Corto in Your Kitchen

Chef Jackson Kalb

chef jackson

Chef Jackson Kalb, a Los Angeles native, knew he wanted to be a chef at age 12. He began working at Melisse Restaurant in Santa Monica, CA during his teen years, and after high school he moved to Las Vegas to work at Joël Robuchon in the MGM Grand Hotel. A graduate of the Cornell School of Hotel Administration, Chef Jackson learned how to run a business in the hospitality industry. While attending Cornell, he worked at Chef Grant Achatz’s Alinea Restaurant in Chicago as well as at Danny Meyer’s Union Square Hospitality Group in New York City. After graduating, Chef Jackson worked as a culinary manager for the Hillstone Restaurant Group, spent time traveling around Italy, worked as the Chef de Cuisine at Factory Kitchen and as the Executive Chef at Bottlefish (both in Los Angeles, CA). Chef Jackson will be opening his first restaurant this year in El Segundo, CA called, “Workshop.”

Q & A with Chef Jackson

Q: Some people say that the Farm to Table movement left out oil. Do you agree with that? Why or why not?

A: It left out a lot of things and definitely left out oil. [People mistakenly believe that] oil is used essentially to prevent food from sticking to things when cooking or mixed into things. It’s not used as a base flavor but more as an accent. It’s just not thought of as a star. On the other hand, I use a ton of it. I used more than a gallon of olive oil for an event for 17 people.

(Work to be completed): Using the chef profile above, decide whether each of the following statements agrees with it. Answer yes or no for each, and quote the deciding words of the profile. (a) Jackson Kalb knew by age 12 that he wanted to be a chef. (b) He worked at Alinea only after graduating from Cornell. (c) For an event for 17 people, he used less than a gallon of olive oil.

(Listed records):

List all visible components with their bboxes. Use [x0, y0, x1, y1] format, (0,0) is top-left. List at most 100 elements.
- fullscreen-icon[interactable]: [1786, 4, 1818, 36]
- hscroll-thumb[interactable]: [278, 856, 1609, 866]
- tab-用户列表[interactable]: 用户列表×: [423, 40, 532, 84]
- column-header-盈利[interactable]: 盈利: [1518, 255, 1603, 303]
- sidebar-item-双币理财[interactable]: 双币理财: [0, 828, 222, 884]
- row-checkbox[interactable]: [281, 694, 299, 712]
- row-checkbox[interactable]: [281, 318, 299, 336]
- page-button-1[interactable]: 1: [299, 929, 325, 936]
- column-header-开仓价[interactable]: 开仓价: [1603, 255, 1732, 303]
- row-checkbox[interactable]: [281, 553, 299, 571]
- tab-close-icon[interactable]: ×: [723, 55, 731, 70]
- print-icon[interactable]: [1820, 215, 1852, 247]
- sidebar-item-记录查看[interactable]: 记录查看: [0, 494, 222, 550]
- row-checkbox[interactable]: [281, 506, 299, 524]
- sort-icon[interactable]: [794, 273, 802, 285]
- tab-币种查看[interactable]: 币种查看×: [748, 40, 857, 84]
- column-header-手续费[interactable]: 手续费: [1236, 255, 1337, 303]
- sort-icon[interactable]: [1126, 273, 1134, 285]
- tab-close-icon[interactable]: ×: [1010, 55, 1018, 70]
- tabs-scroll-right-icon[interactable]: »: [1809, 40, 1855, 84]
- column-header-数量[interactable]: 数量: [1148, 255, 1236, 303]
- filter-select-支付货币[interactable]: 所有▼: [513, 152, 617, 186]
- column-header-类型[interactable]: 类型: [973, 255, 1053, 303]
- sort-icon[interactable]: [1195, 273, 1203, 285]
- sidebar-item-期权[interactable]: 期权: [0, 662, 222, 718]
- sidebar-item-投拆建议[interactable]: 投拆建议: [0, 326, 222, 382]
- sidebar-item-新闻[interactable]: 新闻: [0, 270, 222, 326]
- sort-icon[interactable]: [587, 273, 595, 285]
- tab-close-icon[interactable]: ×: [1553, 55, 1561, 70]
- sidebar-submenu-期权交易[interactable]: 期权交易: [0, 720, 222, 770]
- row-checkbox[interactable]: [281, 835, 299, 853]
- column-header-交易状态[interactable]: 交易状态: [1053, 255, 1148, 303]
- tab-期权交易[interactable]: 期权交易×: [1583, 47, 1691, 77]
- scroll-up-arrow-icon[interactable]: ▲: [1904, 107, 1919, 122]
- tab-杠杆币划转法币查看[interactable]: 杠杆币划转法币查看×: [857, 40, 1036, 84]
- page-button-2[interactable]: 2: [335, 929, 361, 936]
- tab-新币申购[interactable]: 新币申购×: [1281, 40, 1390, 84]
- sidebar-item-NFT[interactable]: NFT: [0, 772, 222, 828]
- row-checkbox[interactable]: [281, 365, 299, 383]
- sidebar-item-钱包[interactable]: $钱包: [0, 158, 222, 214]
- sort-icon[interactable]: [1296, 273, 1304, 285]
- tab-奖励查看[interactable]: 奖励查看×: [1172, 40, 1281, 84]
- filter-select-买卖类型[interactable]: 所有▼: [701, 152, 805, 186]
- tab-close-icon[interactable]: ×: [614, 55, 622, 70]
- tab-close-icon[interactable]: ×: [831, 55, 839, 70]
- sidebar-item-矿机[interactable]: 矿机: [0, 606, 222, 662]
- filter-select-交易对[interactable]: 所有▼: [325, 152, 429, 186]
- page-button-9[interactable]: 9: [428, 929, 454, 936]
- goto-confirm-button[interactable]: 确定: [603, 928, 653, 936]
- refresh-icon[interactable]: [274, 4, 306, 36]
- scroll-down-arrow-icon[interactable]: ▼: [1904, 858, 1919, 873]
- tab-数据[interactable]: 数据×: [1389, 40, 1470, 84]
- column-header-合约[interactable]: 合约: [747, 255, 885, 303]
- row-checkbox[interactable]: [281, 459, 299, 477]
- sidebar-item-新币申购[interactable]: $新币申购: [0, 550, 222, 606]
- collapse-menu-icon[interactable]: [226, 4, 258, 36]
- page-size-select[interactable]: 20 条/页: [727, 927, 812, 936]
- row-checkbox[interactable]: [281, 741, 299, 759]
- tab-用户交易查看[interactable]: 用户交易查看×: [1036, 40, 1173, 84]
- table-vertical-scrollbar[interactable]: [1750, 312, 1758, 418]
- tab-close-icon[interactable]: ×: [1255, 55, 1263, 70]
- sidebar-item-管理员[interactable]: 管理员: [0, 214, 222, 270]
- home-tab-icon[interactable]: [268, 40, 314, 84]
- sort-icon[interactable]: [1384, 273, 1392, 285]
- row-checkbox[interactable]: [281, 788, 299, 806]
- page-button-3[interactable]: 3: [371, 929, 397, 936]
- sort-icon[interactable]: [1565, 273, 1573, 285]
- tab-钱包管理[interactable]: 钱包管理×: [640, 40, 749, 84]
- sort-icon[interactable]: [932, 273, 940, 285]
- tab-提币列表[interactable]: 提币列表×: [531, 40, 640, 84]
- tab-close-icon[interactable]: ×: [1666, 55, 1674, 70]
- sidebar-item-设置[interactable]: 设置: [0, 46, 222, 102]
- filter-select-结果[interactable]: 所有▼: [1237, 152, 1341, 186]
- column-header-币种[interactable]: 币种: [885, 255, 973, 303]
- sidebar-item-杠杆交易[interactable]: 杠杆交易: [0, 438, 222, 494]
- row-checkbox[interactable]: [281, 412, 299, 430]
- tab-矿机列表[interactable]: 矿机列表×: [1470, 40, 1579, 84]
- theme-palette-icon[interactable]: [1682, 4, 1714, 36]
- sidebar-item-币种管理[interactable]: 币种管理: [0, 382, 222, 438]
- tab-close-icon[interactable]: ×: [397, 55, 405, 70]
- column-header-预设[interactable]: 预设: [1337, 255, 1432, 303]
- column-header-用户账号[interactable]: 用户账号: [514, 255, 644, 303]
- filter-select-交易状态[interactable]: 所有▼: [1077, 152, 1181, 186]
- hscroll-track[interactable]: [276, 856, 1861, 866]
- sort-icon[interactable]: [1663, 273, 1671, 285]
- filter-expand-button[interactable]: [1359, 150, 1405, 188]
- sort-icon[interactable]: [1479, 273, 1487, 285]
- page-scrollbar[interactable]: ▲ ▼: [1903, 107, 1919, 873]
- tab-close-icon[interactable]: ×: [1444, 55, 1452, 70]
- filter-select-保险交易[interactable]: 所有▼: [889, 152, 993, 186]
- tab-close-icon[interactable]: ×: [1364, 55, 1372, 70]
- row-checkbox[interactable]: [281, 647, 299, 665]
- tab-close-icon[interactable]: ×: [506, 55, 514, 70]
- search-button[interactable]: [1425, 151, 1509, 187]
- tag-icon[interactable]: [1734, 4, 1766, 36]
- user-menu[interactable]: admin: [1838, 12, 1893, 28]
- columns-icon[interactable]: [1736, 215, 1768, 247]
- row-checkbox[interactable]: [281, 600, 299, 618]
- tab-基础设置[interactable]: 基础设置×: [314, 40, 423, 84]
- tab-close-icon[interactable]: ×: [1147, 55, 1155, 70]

(Finished task):
(a) Yes: "knew he wanted to be a chef at age 12"
(b) No: "While attending Cornell, he worked at Chef Grant Achatz’s Alinea Restaurant in Chicago"
(c) No: "I used more than a gallon of olive oil for an event for 17 people."